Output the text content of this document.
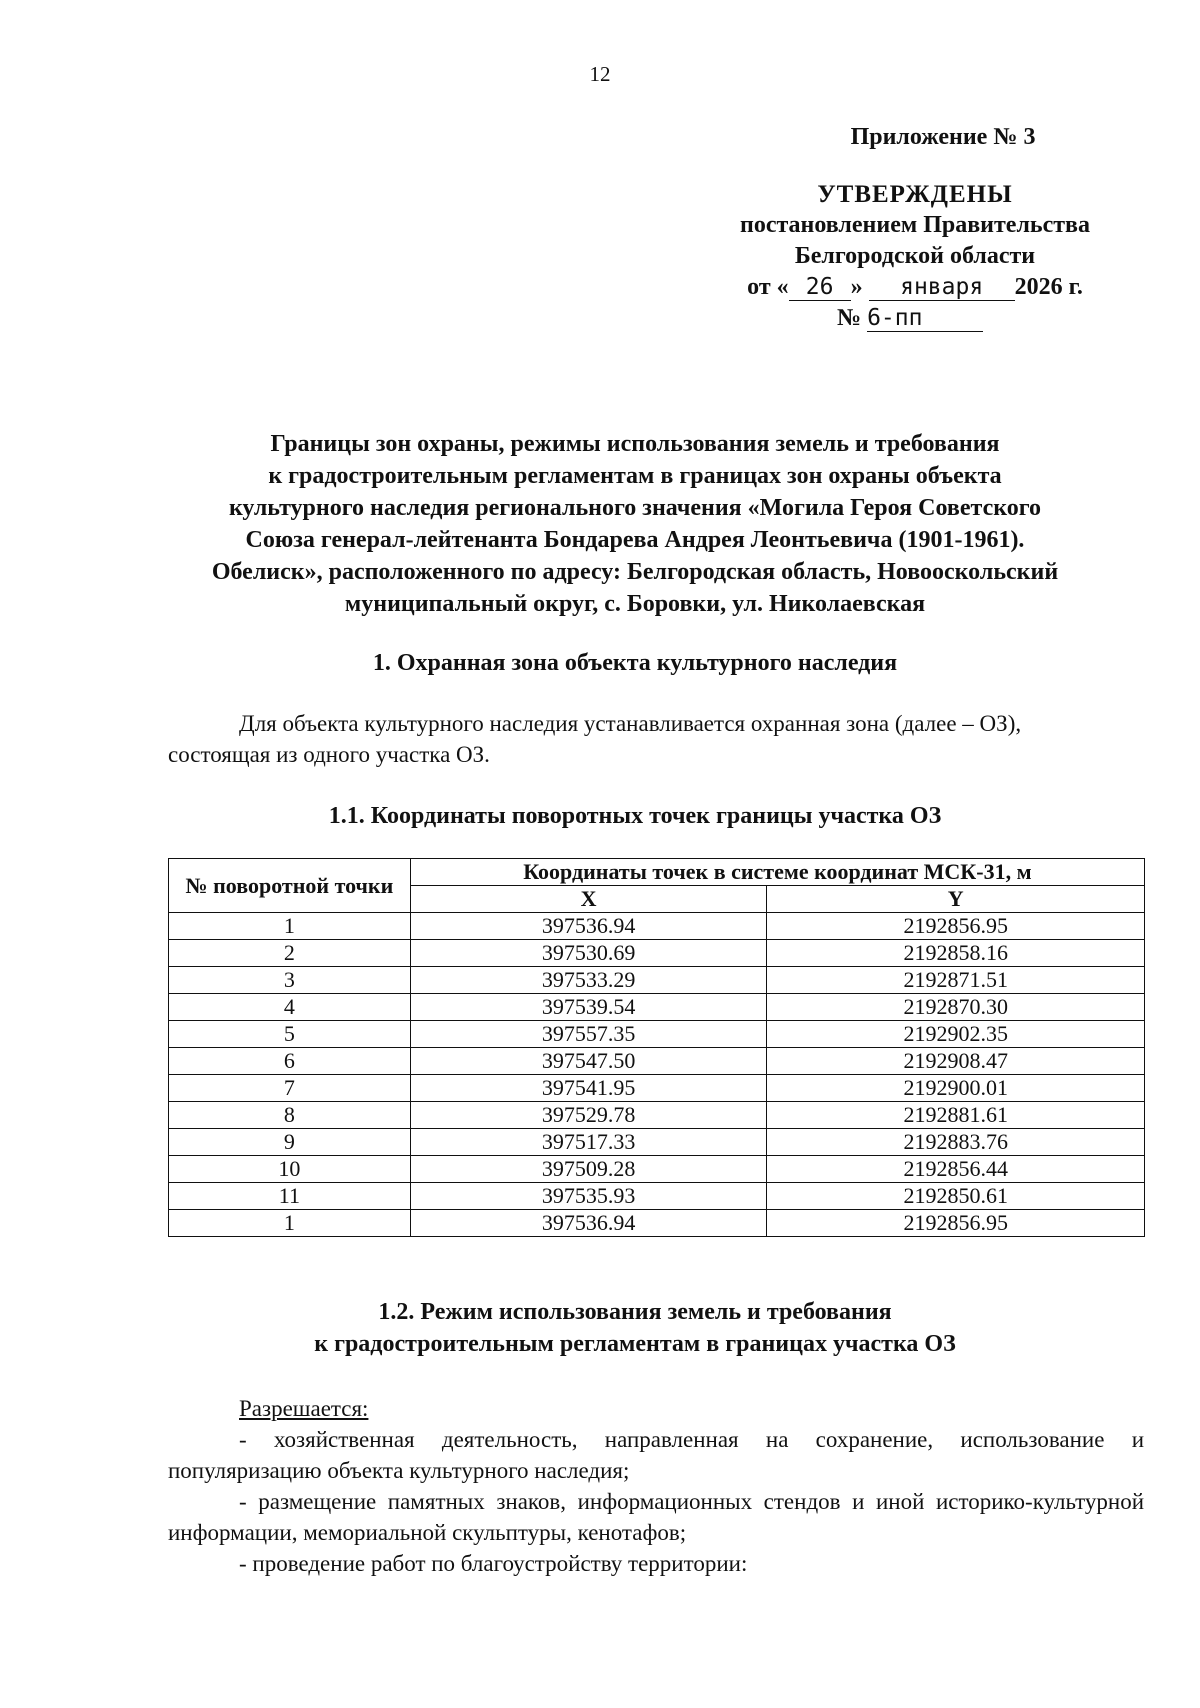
12
Приложение № 3
УТВЕРЖДЕНЫ
постановлением Правительства
Белгородской области
от « 26 » января 2026 г.
№ 6-пп
Границы зон охраны, режимы использования земель и требования
к градостроительным регламентам в границах зон охраны объекта
культурного наследия регионального значения «Могила Героя Советского
Союза генерал-лейтенанта Бондарева Андрея Леонтьевича (1901-1961).
Обелиск», расположенного по адресу: Белгородская область, Новооскольский
муниципальный округ, с. Боровки, ул. Николаевская
1. Охранная зона объекта культурного наследия
Для объекта культурного наследия устанавливается охранная зона (далее – ОЗ),
состоящая из одного участка ОЗ.
1.1. Координаты поворотных точек границы участка ОЗ
№ поворотной точки	Координаты точек в системе координат МСК-31, м	
	X	Y
1	397536.94	2192856.95
2	397530.69	2192858.16
3	397533.29	2192871.51
4	397539.54	2192870.30
5	397557.35	2192902.35
6	397547.50	2192908.47
7	397541.95	2192900.01
8	397529.78	2192881.61
9	397517.33	2192883.76
10	397509.28	2192856.44
11	397535.93	2192850.61
1	397536.94	2192856.95
1.2. Режим использования земель и требования
к градостроительным регламентам в границах участка ОЗ
Разрешается:
- хозяйственная деятельность, направленная на сохранение, использование и популяризацию объекта культурного наследия;
- размещение памятных знаков, информационных стендов и иной историко-культурной информации, мемориальной скульптуры, кенотафов;
- проведение работ по благоустройству территории:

Required task. Output every entry verbatim. Pictures do not belong in the copy.

Solution for this problem.
Output the text content of this document.
12
Приложение № 3
УТВЕРЖДЕНЫ
постановлением Правительства
Белгородской области
от « 26 » января 2026 г.
№ 6-пп
Границы зон охраны, режимы использования земель и требования
к градостроительным регламентам в границах зон охраны объекта
культурного наследия регионального значения «Могила Героя Советского
Союза генерал-лейтенанта Бондарева Андрея Леонтьевича (1901-1961).
Обелиск», расположенного по адресу: Белгородская область, Новооскольский
муниципальный округ, с. Боровки, ул. Николаевская
1. Охранная зона объекта культурного наследия
Для объекта культурного наследия устанавливается охранная зона (далее – ОЗ),
состоящая из одного участка ОЗ.
1.1. Координаты поворотных точек границы участка ОЗ
№ поворотной точки	Координаты точек в системе координат МСК-31, м	
	X	Y
1	397536.94	2192856.95
2	397530.69	2192858.16
3	397533.29	2192871.51
4	397539.54	2192870.30
5	397557.35	2192902.35
6	397547.50	2192908.47
7	397541.95	2192900.01
8	397529.78	2192881.61
9	397517.33	2192883.76
10	397509.28	2192856.44
11	397535.93	2192850.61
1	397536.94	2192856.95
1.2. Режим использования земель и требования
к градостроительным регламентам в границах участка ОЗ
Разрешается:
- хозяйственная деятельность, направленная на сохранение, использование и популяризацию объекта культурного наследия;
- размещение памятных знаков, информационных стендов и иной историко-культурной информации, мемориальной скульптуры, кенотафов;
- проведение работ по благоустройству территории:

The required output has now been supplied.